__SUPPLIED PASSAGE__:

— BEGIN —

These transactions include: (1) the disposal of three Capesize newbuildings, and (2) the
cancellation of the acquisition of nine Capesize vessels (including five newbuildings)
previously agreed to by the Company. These two transactions will reduce the Company's
capital expenditure commitments by over $1.5 billion in initial transaction value. In
addition, during this period of lower freight rates and an impaired credit market, the
Company will suspend dividend payments on its common stock. Based on these
transactions and policies, the Company expects to improve its balance sheet and enhance
cash flow that will provide the Company greater financial flexibility in this challenging
environment.
Disposal of Three Capesize Newbuildings
DryShips has agreed to transfer its interests in the owning companies of three Capesize
newbuildings to an entity that is not affiliated with DryShips. In connection with this
transfer of interest, the sellers will release DryShips and its relevant subsidiaries from the
purchase agreements for these vessels. This release reduces the Company's aggregate
obligations in the amount of $364 million in exchange for a total consideration of $116.4
million. The consideration consists of $36.4 million in deposits toward the acquisition of
the three vessels already made by DryShips, $30.0 million in cash that has been paid to
the purchaser, and two additional tranches of $25.0 million each payable to the purchaser
within 30 and 60 days respectively. The two additional tranches may be paid in cash or,
at the option of Company, by issuing 2.6 million shares of DryShips common stock for
each tranche.

— END —

[Region annotation records]
— BEGIN —

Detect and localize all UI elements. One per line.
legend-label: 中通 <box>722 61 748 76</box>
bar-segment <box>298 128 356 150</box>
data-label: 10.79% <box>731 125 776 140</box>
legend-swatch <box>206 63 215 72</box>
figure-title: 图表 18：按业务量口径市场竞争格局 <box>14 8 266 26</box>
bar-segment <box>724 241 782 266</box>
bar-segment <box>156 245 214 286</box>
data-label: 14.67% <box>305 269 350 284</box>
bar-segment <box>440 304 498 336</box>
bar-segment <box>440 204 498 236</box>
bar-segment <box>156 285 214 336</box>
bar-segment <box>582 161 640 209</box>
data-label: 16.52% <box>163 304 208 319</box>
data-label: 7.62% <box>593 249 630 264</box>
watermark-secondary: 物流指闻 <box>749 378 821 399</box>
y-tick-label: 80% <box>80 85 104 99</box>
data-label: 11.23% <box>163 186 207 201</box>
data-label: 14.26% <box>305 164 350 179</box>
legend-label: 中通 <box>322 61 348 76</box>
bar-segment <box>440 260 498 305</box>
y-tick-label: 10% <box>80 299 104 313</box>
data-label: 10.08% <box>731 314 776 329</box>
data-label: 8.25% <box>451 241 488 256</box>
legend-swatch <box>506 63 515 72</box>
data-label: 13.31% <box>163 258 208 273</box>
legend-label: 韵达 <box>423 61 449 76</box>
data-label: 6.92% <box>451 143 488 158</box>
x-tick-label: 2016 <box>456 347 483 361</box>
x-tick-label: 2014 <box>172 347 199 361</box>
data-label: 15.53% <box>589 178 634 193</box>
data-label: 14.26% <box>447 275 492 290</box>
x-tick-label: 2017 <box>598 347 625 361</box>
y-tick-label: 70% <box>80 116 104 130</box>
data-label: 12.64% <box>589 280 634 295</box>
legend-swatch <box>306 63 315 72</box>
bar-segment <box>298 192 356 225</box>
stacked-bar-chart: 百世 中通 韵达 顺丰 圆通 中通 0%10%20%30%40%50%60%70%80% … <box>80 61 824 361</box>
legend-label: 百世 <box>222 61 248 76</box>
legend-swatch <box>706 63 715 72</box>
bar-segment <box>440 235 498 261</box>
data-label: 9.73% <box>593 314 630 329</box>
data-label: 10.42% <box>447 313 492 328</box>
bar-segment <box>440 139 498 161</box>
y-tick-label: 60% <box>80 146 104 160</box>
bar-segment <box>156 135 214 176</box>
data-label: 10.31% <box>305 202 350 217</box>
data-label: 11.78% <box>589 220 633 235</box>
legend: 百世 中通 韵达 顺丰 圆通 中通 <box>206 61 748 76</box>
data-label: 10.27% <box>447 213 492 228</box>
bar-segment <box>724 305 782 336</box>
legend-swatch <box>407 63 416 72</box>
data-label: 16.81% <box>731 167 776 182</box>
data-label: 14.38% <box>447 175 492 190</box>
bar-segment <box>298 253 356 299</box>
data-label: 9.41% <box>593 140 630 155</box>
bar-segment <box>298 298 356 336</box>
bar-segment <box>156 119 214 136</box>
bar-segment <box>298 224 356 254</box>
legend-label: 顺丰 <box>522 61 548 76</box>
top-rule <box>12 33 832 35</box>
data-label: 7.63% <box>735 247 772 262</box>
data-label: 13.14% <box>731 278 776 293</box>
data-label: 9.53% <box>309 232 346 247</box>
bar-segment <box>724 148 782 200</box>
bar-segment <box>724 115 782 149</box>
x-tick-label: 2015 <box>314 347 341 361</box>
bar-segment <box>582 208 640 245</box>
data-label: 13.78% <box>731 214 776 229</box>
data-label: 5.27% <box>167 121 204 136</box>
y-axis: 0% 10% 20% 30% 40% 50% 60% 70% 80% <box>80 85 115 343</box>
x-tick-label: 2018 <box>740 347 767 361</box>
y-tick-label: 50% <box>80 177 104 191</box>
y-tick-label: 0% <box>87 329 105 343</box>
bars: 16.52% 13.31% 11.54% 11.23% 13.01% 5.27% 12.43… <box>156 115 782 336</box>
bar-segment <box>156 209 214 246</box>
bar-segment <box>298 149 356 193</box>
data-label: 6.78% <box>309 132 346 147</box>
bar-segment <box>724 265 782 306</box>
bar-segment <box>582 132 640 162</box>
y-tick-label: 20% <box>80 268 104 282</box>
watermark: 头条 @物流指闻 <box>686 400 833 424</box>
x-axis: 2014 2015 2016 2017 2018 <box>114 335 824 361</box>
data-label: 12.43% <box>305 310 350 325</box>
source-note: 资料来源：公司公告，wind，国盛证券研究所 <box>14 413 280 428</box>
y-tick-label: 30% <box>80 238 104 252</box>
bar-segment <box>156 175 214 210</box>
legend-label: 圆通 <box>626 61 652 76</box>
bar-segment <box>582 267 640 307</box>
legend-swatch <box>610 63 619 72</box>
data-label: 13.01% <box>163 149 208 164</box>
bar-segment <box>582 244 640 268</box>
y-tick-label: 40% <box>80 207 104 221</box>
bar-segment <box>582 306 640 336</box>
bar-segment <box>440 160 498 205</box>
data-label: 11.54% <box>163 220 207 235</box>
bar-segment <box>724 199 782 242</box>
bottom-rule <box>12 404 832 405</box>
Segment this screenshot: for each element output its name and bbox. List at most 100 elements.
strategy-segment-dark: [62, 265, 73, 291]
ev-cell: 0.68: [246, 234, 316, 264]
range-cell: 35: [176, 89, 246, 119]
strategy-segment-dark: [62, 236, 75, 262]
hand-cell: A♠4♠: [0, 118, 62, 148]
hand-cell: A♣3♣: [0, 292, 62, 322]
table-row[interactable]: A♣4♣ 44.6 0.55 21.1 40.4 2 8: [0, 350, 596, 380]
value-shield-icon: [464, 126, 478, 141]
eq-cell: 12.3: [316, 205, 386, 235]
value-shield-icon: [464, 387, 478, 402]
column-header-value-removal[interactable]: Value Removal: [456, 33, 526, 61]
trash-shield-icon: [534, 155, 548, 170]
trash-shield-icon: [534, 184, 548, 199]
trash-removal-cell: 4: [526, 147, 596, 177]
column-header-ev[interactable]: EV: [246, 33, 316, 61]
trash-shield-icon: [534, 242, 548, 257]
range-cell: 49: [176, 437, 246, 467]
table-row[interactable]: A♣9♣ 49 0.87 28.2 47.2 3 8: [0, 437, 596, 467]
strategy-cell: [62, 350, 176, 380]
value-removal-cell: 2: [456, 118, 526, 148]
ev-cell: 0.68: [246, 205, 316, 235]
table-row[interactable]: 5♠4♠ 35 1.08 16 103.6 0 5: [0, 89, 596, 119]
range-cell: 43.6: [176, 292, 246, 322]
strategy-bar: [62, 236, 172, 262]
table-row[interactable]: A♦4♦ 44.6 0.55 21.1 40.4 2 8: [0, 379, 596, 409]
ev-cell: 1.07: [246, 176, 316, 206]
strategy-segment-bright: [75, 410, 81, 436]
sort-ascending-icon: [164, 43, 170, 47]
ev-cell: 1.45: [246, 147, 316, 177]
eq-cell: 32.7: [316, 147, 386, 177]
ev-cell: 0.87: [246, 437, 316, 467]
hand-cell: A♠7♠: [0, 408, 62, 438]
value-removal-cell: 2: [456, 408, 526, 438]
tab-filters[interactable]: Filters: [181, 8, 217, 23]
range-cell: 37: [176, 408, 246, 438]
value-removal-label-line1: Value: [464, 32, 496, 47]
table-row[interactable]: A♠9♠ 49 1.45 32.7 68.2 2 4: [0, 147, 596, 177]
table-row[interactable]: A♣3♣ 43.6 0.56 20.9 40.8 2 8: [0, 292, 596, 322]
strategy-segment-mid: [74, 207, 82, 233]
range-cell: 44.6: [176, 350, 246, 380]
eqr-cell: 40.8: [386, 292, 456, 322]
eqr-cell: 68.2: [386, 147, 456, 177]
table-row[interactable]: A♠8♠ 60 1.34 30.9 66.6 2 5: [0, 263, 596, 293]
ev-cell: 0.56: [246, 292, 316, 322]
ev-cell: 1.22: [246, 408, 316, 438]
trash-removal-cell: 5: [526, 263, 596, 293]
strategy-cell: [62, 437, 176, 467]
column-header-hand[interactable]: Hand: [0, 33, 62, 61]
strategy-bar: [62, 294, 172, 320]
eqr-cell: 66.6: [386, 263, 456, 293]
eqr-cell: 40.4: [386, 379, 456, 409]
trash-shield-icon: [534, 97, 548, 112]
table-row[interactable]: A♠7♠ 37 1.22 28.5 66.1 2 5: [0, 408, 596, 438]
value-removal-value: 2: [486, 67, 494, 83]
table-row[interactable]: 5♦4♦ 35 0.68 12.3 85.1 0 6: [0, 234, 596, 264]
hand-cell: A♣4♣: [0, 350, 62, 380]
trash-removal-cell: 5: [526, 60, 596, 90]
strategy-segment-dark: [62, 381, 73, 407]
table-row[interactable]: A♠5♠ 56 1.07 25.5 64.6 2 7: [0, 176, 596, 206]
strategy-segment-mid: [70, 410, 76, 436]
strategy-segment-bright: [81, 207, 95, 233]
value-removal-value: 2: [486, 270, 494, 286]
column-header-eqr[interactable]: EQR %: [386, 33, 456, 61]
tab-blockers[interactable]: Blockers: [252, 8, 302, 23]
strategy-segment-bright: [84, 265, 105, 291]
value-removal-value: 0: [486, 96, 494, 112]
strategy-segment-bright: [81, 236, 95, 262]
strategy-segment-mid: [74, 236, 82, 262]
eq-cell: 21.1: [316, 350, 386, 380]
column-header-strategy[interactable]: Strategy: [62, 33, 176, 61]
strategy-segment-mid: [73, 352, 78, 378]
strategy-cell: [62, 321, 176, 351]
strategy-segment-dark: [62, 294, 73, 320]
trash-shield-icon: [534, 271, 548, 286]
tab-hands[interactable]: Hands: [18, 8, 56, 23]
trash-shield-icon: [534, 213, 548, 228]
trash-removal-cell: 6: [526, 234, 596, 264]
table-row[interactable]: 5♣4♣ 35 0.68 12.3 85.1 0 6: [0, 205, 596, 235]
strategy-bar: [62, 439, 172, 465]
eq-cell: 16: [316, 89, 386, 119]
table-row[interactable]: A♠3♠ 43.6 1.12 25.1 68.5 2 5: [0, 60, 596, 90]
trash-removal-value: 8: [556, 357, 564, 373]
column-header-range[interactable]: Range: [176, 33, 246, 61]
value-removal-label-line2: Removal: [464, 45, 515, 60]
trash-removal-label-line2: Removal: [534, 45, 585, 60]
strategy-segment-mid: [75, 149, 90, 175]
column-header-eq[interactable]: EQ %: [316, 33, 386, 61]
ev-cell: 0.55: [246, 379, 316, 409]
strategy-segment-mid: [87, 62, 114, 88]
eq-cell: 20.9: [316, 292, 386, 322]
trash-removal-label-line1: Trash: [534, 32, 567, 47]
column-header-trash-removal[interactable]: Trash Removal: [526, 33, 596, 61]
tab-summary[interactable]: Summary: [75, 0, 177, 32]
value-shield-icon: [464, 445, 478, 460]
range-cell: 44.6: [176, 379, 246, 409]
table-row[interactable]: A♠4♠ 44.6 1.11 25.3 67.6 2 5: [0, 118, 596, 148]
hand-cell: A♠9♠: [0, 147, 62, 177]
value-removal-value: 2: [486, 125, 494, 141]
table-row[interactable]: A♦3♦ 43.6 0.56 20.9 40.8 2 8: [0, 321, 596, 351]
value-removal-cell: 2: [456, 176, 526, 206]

— END —

__STATED PROBLEM 1__: According to the passage about the Capesize vessel transactions, what total consideration does DryShips pay in exchange for release from the purchase agreements for the three newbuildings?
__STATED PROBLEM 2__: Report every line of the listing that contains the string "axis".
The passage and the listing have no connection to each other.

__REPLY 1__: $116.4 million.

__REPLY 2__:
y-axis: 0% 10% 20% 30% 40% 50% 60% 70% 80% <box>80 85 115 343</box>
x-axis: 2014 2015 2016 2017 2018 <box>114 335 824 361</box>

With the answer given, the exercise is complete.